* _Problem requirements_
Copy out lines with the word "this" from the material that follows.
====== Material provided ======
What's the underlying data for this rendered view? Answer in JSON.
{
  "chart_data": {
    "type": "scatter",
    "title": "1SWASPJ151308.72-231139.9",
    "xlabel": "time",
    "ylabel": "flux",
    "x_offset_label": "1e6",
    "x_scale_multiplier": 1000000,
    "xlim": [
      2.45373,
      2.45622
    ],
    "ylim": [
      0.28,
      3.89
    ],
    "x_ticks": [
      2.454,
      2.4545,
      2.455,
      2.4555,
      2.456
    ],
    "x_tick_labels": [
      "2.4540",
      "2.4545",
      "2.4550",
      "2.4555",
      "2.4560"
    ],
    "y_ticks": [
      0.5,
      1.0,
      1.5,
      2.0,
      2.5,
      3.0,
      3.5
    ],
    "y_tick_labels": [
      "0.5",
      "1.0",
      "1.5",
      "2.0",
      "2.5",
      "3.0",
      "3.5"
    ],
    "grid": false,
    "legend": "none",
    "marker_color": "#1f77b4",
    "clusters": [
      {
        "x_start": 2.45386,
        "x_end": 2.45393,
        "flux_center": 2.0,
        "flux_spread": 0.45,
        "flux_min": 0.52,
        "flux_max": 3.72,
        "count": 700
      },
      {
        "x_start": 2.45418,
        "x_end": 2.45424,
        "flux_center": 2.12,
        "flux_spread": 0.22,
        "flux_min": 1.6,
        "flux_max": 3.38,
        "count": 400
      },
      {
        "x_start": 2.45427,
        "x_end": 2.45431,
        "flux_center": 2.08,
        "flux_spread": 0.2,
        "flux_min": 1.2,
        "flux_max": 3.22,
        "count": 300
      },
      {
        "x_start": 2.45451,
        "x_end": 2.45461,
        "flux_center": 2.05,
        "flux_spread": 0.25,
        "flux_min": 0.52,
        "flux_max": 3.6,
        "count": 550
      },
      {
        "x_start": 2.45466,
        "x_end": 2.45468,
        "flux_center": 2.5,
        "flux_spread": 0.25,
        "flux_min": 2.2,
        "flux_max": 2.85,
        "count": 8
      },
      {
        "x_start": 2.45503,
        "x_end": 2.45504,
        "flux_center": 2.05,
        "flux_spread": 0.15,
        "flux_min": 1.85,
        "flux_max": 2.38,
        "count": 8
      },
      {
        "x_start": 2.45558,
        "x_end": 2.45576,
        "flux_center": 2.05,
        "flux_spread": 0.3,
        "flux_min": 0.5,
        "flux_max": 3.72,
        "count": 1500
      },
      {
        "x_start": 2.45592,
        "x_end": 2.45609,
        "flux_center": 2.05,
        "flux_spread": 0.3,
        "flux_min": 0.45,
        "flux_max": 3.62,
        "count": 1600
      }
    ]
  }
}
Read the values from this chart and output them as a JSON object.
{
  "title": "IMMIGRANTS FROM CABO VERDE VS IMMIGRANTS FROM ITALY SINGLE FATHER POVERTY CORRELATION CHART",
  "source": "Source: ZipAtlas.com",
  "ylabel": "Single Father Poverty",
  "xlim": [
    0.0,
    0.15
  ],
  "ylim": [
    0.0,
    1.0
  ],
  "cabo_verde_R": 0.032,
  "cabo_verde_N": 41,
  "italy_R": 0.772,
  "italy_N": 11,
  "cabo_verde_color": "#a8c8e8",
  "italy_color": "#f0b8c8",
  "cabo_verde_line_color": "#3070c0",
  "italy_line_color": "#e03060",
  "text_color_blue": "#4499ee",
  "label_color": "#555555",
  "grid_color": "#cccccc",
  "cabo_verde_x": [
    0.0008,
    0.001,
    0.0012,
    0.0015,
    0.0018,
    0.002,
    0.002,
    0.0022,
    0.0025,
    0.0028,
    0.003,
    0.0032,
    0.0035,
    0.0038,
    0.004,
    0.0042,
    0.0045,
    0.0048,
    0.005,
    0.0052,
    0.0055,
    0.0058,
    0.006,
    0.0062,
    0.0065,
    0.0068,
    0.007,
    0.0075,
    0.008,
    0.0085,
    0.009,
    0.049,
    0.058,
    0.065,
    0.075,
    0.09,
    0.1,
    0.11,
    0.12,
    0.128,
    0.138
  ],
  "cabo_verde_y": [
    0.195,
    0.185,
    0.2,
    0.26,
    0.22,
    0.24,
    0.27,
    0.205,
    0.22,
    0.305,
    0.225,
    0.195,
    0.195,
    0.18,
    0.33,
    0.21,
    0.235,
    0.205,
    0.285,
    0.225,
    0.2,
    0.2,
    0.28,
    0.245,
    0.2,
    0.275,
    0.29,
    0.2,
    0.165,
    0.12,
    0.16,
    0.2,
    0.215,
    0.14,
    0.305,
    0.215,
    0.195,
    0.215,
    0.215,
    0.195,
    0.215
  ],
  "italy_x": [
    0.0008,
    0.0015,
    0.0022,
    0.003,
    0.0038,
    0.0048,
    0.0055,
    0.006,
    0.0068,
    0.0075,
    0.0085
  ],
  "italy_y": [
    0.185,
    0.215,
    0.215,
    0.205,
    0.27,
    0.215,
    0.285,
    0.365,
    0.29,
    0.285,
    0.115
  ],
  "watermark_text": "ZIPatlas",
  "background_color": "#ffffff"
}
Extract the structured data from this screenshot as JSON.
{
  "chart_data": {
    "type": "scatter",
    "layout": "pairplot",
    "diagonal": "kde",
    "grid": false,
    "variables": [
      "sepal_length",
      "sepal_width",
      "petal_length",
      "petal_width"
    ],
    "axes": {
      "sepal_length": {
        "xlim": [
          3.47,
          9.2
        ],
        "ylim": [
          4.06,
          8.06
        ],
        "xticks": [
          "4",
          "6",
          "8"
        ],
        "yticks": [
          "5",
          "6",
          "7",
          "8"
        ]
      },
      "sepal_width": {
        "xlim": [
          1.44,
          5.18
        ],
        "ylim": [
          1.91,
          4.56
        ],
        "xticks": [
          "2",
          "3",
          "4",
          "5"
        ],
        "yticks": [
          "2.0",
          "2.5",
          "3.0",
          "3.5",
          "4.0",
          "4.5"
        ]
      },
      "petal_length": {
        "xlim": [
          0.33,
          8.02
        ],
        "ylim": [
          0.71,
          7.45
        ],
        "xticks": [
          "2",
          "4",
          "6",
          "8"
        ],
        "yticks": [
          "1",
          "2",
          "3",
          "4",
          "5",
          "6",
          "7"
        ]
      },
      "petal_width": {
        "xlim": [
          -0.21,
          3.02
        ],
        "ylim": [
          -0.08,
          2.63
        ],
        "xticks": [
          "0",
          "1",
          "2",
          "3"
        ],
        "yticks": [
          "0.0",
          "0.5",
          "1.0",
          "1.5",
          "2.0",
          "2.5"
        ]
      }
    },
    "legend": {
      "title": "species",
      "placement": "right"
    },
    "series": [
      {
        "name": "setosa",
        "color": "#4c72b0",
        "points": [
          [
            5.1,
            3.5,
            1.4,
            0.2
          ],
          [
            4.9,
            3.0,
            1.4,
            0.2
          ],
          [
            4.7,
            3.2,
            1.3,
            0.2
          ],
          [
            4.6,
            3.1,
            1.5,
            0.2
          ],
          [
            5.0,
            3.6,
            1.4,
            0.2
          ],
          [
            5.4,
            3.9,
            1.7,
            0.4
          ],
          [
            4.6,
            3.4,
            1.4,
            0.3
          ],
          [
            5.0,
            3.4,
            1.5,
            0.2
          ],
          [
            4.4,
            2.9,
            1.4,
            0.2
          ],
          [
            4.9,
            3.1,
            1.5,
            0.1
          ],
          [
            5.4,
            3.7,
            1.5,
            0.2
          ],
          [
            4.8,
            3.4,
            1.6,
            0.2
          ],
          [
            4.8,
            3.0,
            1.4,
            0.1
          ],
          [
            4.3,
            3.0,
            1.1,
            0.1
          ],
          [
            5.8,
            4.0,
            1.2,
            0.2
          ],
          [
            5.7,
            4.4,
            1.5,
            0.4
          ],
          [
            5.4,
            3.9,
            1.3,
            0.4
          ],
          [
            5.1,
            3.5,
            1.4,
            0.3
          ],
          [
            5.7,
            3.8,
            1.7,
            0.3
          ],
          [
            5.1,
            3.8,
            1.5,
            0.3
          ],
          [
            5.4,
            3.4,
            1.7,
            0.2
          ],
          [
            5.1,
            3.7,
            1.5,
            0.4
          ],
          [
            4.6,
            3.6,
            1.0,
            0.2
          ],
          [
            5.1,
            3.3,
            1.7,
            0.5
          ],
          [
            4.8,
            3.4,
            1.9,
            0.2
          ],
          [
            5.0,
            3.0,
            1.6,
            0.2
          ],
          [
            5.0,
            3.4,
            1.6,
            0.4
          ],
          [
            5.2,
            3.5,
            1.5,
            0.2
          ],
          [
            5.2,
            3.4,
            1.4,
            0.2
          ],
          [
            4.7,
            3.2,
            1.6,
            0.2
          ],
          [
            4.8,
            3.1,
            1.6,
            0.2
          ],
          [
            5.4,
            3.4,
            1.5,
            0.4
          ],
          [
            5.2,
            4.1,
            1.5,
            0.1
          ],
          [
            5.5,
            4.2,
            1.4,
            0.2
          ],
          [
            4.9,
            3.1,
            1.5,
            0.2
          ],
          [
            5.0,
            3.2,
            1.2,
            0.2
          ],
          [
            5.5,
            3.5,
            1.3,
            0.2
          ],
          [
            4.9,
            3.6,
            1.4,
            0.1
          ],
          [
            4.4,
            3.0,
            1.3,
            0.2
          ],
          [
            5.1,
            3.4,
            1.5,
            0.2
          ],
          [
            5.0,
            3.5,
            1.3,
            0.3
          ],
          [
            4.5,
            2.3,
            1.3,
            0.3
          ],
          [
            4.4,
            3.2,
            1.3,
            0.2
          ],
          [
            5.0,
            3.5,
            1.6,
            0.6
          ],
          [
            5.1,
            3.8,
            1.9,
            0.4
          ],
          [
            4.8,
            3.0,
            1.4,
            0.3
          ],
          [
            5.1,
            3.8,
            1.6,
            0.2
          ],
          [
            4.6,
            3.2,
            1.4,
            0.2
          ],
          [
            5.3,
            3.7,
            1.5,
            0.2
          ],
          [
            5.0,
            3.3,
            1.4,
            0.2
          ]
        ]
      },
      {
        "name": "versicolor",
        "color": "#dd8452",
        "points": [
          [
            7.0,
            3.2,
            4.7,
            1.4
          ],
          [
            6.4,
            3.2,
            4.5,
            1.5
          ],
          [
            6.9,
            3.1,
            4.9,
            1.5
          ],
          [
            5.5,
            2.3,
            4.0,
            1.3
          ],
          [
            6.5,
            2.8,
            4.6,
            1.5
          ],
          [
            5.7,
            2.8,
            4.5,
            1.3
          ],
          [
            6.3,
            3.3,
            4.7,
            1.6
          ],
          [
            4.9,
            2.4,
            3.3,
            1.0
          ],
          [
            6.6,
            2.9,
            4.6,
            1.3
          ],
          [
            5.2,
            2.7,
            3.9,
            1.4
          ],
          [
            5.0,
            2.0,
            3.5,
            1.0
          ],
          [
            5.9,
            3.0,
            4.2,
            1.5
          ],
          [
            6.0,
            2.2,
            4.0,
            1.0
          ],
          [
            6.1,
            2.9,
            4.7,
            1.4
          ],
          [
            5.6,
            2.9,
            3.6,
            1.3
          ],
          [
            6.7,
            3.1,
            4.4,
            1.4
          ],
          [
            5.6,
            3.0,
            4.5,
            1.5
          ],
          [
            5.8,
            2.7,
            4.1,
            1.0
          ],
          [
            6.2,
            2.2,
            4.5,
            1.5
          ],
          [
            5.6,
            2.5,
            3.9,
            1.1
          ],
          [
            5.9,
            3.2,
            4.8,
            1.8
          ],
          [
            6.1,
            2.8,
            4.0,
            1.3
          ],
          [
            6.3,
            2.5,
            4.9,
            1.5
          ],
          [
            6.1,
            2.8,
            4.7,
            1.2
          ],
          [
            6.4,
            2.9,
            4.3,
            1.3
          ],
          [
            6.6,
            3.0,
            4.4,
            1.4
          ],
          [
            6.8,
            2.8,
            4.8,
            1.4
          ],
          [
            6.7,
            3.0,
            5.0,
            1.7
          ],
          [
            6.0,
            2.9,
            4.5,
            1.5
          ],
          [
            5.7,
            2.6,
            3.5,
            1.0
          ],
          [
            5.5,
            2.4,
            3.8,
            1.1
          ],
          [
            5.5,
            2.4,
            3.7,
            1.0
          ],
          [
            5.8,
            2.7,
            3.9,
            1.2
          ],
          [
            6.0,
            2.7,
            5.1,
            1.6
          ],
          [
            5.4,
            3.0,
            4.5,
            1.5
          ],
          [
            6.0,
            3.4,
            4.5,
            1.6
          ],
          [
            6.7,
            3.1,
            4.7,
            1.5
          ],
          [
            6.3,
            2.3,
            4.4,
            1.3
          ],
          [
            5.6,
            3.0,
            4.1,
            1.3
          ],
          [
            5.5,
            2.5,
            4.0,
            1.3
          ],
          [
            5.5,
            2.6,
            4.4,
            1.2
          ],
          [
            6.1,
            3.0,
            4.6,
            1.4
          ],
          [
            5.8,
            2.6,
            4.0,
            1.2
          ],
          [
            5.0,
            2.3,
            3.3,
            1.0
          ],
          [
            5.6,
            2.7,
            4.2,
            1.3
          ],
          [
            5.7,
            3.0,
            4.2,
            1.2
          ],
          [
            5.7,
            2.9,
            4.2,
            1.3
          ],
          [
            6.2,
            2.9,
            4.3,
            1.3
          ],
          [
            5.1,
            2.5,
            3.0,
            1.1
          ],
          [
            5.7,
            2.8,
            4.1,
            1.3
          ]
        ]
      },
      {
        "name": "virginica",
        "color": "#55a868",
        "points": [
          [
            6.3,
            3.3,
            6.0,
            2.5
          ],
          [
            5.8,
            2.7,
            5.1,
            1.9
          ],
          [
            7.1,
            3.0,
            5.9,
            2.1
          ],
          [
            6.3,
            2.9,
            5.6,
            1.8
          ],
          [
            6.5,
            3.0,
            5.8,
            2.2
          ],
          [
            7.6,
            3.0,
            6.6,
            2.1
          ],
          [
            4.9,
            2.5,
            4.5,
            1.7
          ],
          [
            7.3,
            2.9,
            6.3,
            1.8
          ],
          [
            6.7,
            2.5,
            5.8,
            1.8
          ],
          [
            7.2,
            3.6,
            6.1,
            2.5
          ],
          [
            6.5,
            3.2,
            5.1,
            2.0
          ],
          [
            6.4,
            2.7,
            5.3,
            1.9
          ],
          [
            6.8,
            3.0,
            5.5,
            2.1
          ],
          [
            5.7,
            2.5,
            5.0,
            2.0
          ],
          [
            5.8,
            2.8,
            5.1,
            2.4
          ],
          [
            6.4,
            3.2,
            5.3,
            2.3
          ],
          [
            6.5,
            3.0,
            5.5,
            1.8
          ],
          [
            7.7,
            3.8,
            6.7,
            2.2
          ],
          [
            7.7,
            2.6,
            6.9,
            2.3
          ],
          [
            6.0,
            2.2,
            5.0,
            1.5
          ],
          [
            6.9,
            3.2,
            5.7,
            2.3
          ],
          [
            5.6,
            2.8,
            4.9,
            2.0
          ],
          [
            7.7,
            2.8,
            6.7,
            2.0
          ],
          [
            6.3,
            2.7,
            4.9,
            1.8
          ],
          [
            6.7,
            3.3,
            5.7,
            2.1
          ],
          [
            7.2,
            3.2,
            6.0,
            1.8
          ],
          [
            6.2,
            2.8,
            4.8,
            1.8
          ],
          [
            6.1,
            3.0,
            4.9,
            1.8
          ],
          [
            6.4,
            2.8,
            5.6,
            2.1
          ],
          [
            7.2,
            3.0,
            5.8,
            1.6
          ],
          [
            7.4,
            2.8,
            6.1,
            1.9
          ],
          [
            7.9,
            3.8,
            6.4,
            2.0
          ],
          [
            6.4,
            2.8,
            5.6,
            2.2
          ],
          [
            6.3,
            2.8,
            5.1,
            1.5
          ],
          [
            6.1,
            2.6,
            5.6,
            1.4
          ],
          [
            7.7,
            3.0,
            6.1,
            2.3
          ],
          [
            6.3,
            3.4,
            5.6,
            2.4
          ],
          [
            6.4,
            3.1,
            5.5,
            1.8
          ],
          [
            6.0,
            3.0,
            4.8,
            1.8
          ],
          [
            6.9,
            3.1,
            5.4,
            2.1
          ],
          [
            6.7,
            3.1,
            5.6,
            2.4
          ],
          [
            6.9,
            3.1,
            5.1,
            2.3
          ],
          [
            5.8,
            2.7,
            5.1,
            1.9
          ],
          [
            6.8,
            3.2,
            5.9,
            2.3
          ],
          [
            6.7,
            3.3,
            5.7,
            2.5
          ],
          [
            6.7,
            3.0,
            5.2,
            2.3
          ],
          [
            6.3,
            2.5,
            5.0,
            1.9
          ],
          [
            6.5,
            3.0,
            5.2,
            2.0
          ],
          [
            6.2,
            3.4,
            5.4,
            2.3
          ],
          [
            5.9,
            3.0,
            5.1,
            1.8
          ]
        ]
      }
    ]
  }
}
======
* _Task result_
What's the underlying data for this rendered view? Answer in JSON.
Read the values from this chart and output them as a JSON object.
Extract the structured data from this screenshot as JSON.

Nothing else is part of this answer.